>> begin DATASET
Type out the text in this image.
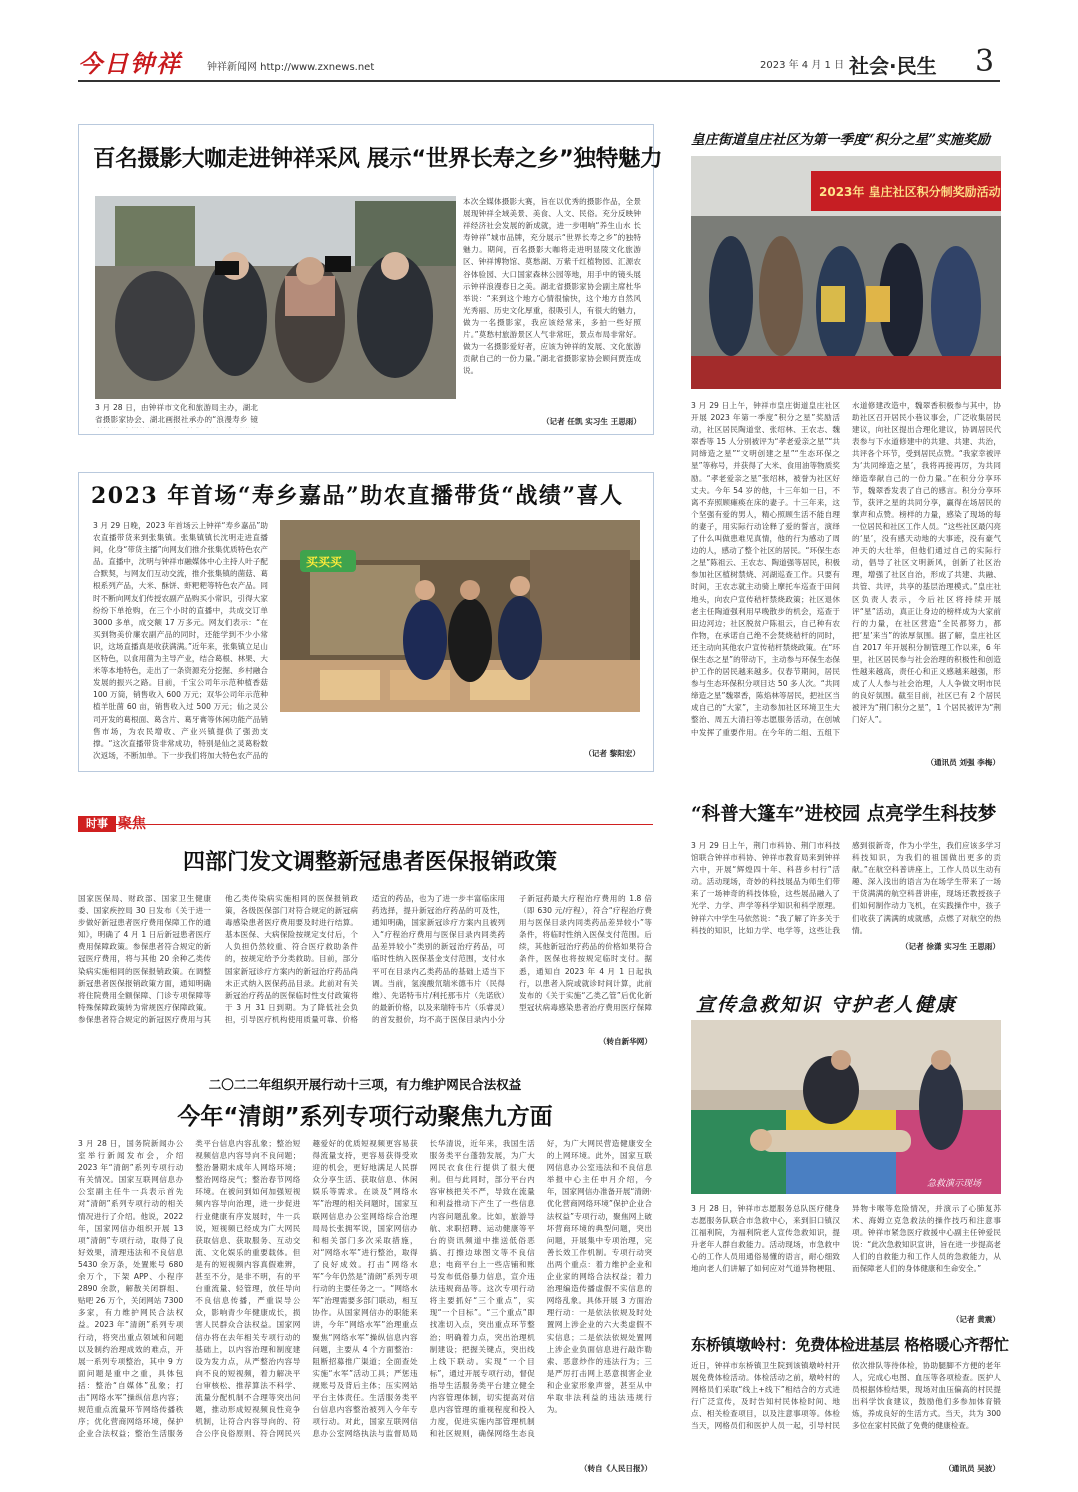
今日钟祥	钟祥新闻网 http://www.zxnews.net	2023 年 4 月 1 日 社会·民生 3
百名摄影大咖走进钟祥采风 展示“世界长寿之乡”独特魅力
3 月 28 日，由钟祥市文化和旅游局主办，湖北省摄影家协会、湖北画报社承办的“浪漫寿乡 镜
本次全媒体摄影大赛，旨在以优秀的摄影作品，全景展现钟祥全域美景、美食、人文、民俗。充分反映钟祥经济社会发展的新成就，进一步唱响“养生山水 长寿钟祥”城市品牌，充分展示“世界长寿之乡”的独特魅力。期间，百名摄影大咖将走进明显陵文化旅游区、钟祥博物馆、莫愁湖、万紫千红植物园、汇源农谷体验园、大口国家森林公园等地，用手中的镜头展示钟祥浪漫春日之美。湖北省摄影家协会副主席杜华举说：“来到这个地方心情很愉快，这个地方自然风光秀丽、历史文化厚重，很吸引人，有很大的魅力，做为一名摄影家，我应该经常来，多拍一些好照片。”莫愁村旅游景区人气非常旺，景点布局非常好。做为一名摄影爱好者，应该为钟祥的发展、文化旅游贡献自己的一份力量。”湖北省摄影家协会顾问贾连成说。
（记者 任凯 实习生 王思雨）
2023 年首场“寿乡嘉品”助农直播带货“战绩”喜人
3 月 29 日晚，2023 年首场云上钟祥“寿乡嘉品”助农直播带货来到张集镇。张集镇镇长沈明走进直播间，化身“带货主播”向网友们推介张集优质特色农产品。直播中，沈明与钟祥市融媒体中心主持人叶子配合默契，与网友们互动交流，推介张集镇的菌菇、葛根系列产品，大米、酥饼、虾粑粑等特色农产品。同时不断向网友们传授农副产品购买小常识，引得大家纷纷下单抢购，在三个小时的直播中，共成交订单 3000 多单，成交额 17 万多元。网友们表示：“在买到物美价廉农副产品的同时，还能学到不少小常识，这场直播真是收获满满。”近年来，张集镇立足山区特色，以食用菌为主导产业，结合葛根、林果、大米等本地特色，走出了一条资源充分挖掘、乡村融合发展的振兴之路。目前，千宝公司年示范种植香菇 100 万筒，销售收入 600 万元；双华公司年示范种植羊肚菌 60 亩，销售收入过 500 万元；仙之灵公司开发的葛根面、葛含片、葛牙膏等休闲功能产品销售市场，为农民增收、产业兴镇提供了强劲支撑。“这次直播带货非常成功，特别是仙之灵葛粉数次返场，不断加单。下一步我们将加大特色农产品的
买买买
（记者 黎阳宏）
时事 聚焦
四部门发文调整新冠患者医保报销政策
国家医保局、财政部、国家卫生健康委、国家疾控局 30 日发布《关于进一步做好新冠患者医疗费用保障工作的通知》，明确了 4 月 1 日后新冠患者医疗费用保障政策。参保患者符合规定的新冠医疗费用，将与其他 20 余种乙类传染病实施相同的医保报销政策。在调整新冠患者医保报销政策方面，通知明确将住院费用全额保障、门诊专项保障等特殊保障政策转为常规医疗保障政策。参保患者符合规定的新冠医疗费用与其他乙类传染病实施相同的医保报销政策，各级医保部门对符合规定的新冠病毒感染患者医疗费用要及时进行结算。基本医保、大病保险按规定支付后，个人负担仍然较重、符合医疗救助条件的，按规定给予分类救助。目前，部分国家新冠诊疗方案内的新冠治疗药品尚未正式纳入医保药品目录。此前对有关新冠治疗药品的医保临时性支付政策将于 3 月 31 日到期。为了降低社会负担，引导医疗机构使用质量可靠、价格适宜的药品，也为了进一步丰富临床用药选择，提升新冠治疗药品的可及性，通知明确，国家新冠诊疗方案内且被列入“疗程治疗费用与医保目录内同类药品差异较小”类别的新冠治疗药品，可临时性纳入医保基金支付范围，支付水平可在目录内乙类药品的基础上适当下调。当前，氢溴酸氘瑞米德韦片（民得维）、先诺特韦片/利托那韦片（先诺欣）的最新价格，以及来瑞特韦片（乐睿灵）的首发报价，均不高于医保目录内小分子新冠药最大疗程治疗费用的 1.8 倍（即 630 元/疗程），符合“疗程治疗费用与医保目录内同类药品差异较小”等条件，将临时性纳入医保支付范围。后续，其他新冠治疗药品的价格如果符合条件，医保也将按规定临时支付。据悉，通知自 2023 年 4 月 1 日起执行，以患者入院或就诊时间计算，此前发布的《关于实施“乙类乙管”后优化新型冠状病毒感染患者治疗费用医疗保障
（转自新华网）
二〇二二年组织开展行动十三项，有力维护网民合法权益
今年“清朗”系列专项行动聚焦九方面
3 月 28 日，国务院新闻办公室举行新闻发布会，介绍 2023 年“清朗”系列专项行动有关情况。国家互联网信息办公室副主任牛一兵表示首先对“清朗”系列专项行动的相关情况进行了介绍。他说，2022 年，国家网信办组织开展 13 项“清朗”专项行动，取得了良好效果，清理违法和不良信息 5430 余万条，处置账号 680 余万个，下架 APP、小程序 2890 余款，解散关闭群组、贴吧 26 万个，关闭网站 7300 多家，有力维护网民合法权益。2023 年“清朗”系列专项行动，将突出重点领域和问题以及制约治理成效的难点，开展一系列专项整治，其中 9 方面问题是重中之重，具体包括：整治“自媒体”乱象；打击“网络水军”操纵信息内容；规范重点流量环节网络传播秩序；优化营商网络环境，保护企业合法权益；整治生活服务类平台信息内容乱象；整治短视频信息内容导向不良问题；整治暑期未成年人网络环境；整治网络戾气；整治春节网络环境。在被问到如何加强短视频内容导向治理，进一步促进行业健康有序发展时，牛一兵说，短视频已经成为广大网民获取信息、获取服务、互动交流、文化娱乐的重要载体。但是有的短视频内容真假难辨，甚至不分，是非不明，有的平台重流量、轻管理，放任导向不良信息传播，严重误导公众，影响青少年健康成长，损害人民群众合法权益。国家网信办将在去年相关专项行动的基础上，以内容治理和制度建设为发力点，从严整治内容导向不良的短视频，着力解决平台审核松、推荐算法不科学、流量分配机制不合理等突出问题，推动形成短视频良性竞争机制，让符合内容导向的、符合公序良俗原则、符合网民兴趣爱好的优质短视频更容易获得流量支持，更容易获得受欢迎的机会，更好地满足人民群众分享生活、获取信息、休闲娱乐等需求。在谈及“网络水军”治理的相关问题时，国家互联网信息办公室网络综合治理局局长张拥军说，国家网信办和相关部门多次采取措施，对“网络水军”进行整治，取得了良好成效。打击“网络水军”今年仍然是“清朗”系列专项行动的主要任务之一。“网络水军”治理需要多部门联动，相互协作。从国家网信办的职能来讲，今年“网络水军”治理重点聚焦“网络水军”操纵信息内容问题，主要从 4 个方面整治：阻断招募推广渠道；全面查处实施“水军”活动工具；严惩违规账号及背后主体；压实网站平台主体责任。生活服务类平台信息内容整治被列入今年专项行动。对此，国家互联网信息办公室网络执法与监督局局长华清说，近年来，我国生活服务类平台蓬勃发展，为广大网民衣食住行提供了很大便利。但与此同时，部分平台内容审核把关不严，导致在流量和利益推动下产生了一些信息内容问题乱象。比如，旅游导航、求职招聘、运动健康等平台的资讯频道中推送低俗恶搞、打擦边球图文等不良信息；电商平台上一些店铺和账号发布低俗暴力信息，宣介违法违规商品等。这次专项行动将主要抓好“三个重点”，实现“一个目标”。“三个重点”即找准切入点，突出重点环节整治；明确着力点，突出治理机制建设；把握关键点，突出线上线下联动。实现“一个目标”，通过开展专项行动，督促指导生活服务类平台建立健全内容管理体制，切实提高对信息内容管理的重视程度和投入力度，促进实施内部管理机制和社区规则，确保网络生态良好，为广大网民营造健康安全的上网环境。此外，国家互联网信息办公室违法和不良信息举报中心主任申月介绍，今年，国家网信办准备开展“清朗·优化营商网络环境”保护企业合法权益”专项行动，聚焦网上破坏营商环境的典型问题，突出问题，开展集中专项治理，完善长效工作机制。专项行动突出两个重点：着力维护企业和企业家的网络合法权益；着力治理编造传播虚假不实信息的网络乱象。具体开展 3 方面治理行动：一是依法依规及时处置网上涉企业的六大类虚假不实信息；二是依法依规处置网上涉企业负面信息进行敲诈勒索、恶意炒作的违法行为；三是严厉打击网上恶意损害企业和企业家形象声誉，甚至从中牟取非法利益的违法违规行为。
（转自《人民日报》）
皇庄街道皇庄社区为第一季度“积分之星”实施奖励
2023年 皇庄社区积分制奖励活动
3 月 29 日上午，钟祥市皇庄街道皇庄社区开展 2023 年第一季度“积分之星”奖励活动，社区居民陶道堂、张绍林、王农志、魏翠香等 15 人分别被评为“孝老爱亲之星”“共同缔造之星”“文明创建之星”“生态环保之星”等称号，并获得了大米、食用油等物质奖励。“孝老爱亲之星”张绍林，被誉为社区好丈夫。今年 54 岁的他，十三年如一日，不离不弃照顾瘫痪在床的妻子。十三年来，这个坚强有爱的男人，精心照顾生活不能自理的妻子，用实际行动诠释了爱的誓言，演绎了什么叫做患难见真情，他的行为感动了周边的人，感动了整个社区的居民。“环保生态之星”陈祖云、王农志、陶道强等居民，积极参加社区植树禁烧、河湖巡查工作。只要有时间，王农志就主动骑上摩托车巡查于田间地头，向农户宣传秸杆禁烧政策；社区退休老主任陶道强利用早晚散步的机会，巡查于田边河边；社区脱贫户陈祖云，自己种有农作物，在承诺自己绝不会焚烧秸杆的同时，还主动向其他农户宣传秸杆禁烧政策。在“环保生态之星”的带动下，主动参与环保生态保护工作的居民越来越多。仅春节期间，居民参与生态环保积分项目达 50 多人次。“共同缔造之星”魏翠香，陈焰林等居民，把社区当成自己的“大家”，主动参加社区环境卫生大整治、周五大清扫等志愿服务活动，在创城中发挥了重要作用。在今年的二组、五组下水道修建改造中，魏翠香积极参与其中，协助社区召开居民小巷议事会，广泛收集居民建议，向社区提出合理化建议，协调居民代表参与下水道修建中的共建、共建、共治，共评各个环节，受到居民点赞。“我家幸被评为‘共同缔造之星’，我将再接再厉，为共同缔造奉献自己的一份力量。”在积分分享环节，魏翠香发表了自己的感言。积分分享环节，获评之星的共同分享，赢得在场居民的掌声和点赞。榜样的力量，感染了现场的每一位居民和社区工作人员。“这些社区最闪亮的‘星’，没有感天动地的大事迹，没有豪气冲天的大壮举，但他们通过自己的实际行动，倡导了社区文明新风，创新了社区治理，增强了社区自治，形成了共建、共融、共管、共评，共享的基层治理模式。”皇庄社区负责人表示，今后社区将持续开展评“星”活动，真正让身边的榜样成为大家前行的力量，在社区营造“全民都努力，都把‘星’来当”的浓厚氛围。据了解，皇庄社区自 2017 年开展积分制管理工作以来，6 年里，社区居民参与社会治理的积极性和创造性越来越高，责任心和正义感越来越强，形成了人人参与社会治理，人人争做文明市民的良好氛围。截至目前，社区已有 2 个居民被评为“荆门积分之星”，1 个居民被评为“荆门好人”。
（通讯员 刘强 李梅）
“科普大篷车”进校园 点亮学生科技梦
3 月 29 日上午，荆门市科协、荆门市科技馆联合钟祥市科协、钟祥市教育局来到钟祥六中，开展“辉煌四十年、科普乡村行”活动。活动现场，奇妙的科技展品为师生们带来了一场神奇的科技体验，这些展品融入了光学、力学、声学等科学知识和科学原理。钟祥六中学生马依然说：“我了解了许多关于科技的知识，比如力学、电学等，这些让我感到很新奇，作为小学生，我们应该多学习科技知识，为我们的祖国做出更多的贡献。”在航空科普讲座上，工作人员以生动有趣、深入浅出的语言为在场学生带来了一场干货满满的航空科普讲座，现场还教授孩子们如何制作动力飞机，在实践操作中，孩子们收获了满满的成就感，点燃了对航空的热情。
（记者 徐潇 实习生 王思雨）
宣传急救知识 守护老人健康
急救演示现场
3 月 28 日，钟祥市志愿服务总队医疗健身志愿服务队联合市急救中心，来到旧口镇汉江福利院，为福利院老人宣传急救知识，提升老年人群自救能力。活动现场，市急救中心的工作人员用通俗易懂的语言，耐心细致地向老人们讲解了如何应对气道异物梗阻、异物卡喉等危险情况，并演示了心肺复苏术、海姆立克急救法的操作技巧和注意事项。钟祥市紧急医疗救援中心副主任钟爱民说：“此次急救知识宣讲，旨在进一步提高老人们的自救能力和工作人员的急救能力，从而保障老人们的身体健康和生命安全。”
（记者 黄震）
东桥镇墩岭村：免费体检进基层 格格暖心齐帮忙
近日，钟祥市东桥镇卫生院到该镇墩岭村开展免费体检活动。体检活动之前，墩岭村的网格员们采取“线上+线下”相结合的方式进行广泛宣传，及时告知村民体检时间、地点、相关检查项目，以及注意事项等。体检当天，网格员们和医护人员一起，引导村民依次排队等待体检，协助腿脚不方便的老年人，完成心电图、血压等各项检查。医护人员根据体检结果，现场对血压偏高的村民提出科学饮食建议，鼓励他们多参加体育锻炼，养成良好的生活方式。当天，共为 300 多位在家村民做了免费的健康检查。
（通讯员 吴波）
>> end DATASET
WHAT THE TASK REQUIRES — Where a line above contains the word "世界长寿之乡", copy that line.

TASK RESPONSE —
百名摄影大咖走进钟祥采风 展示“世界长寿之乡”独特魅力
本次全媒体摄影大赛，旨在以优秀的摄影作品，全景展现钟祥全域美景、美食、人文、民俗。充分反映钟祥经济社会发展的新成就，进一步唱响“养生山水 长寿钟祥”城市品牌，充分展示“世界长寿之乡”的独特魅力。期间，百名摄影大咖将走进明显陵文化旅游区、钟祥博物馆、莫愁湖、万紫千红植物园、汇源农谷体验园、大口国家森林公园等地，用手中的镜头展示钟祥浪漫春日之美。湖北省摄影家协会副主席杜华举说：“来到这个地方心情很愉快，这个地方自然风光秀丽、历史文化厚重，很吸引人，有很大的魅力，做为一名摄影家，我应该经常来，多拍一些好照片。”莫愁村旅游景区人气非常旺，景点布局非常好。做为一名摄影爱好者，应该为钟祥的发展、文化旅游贡献自己的一份力量。”湖北省摄影家协会顾问贾连成说。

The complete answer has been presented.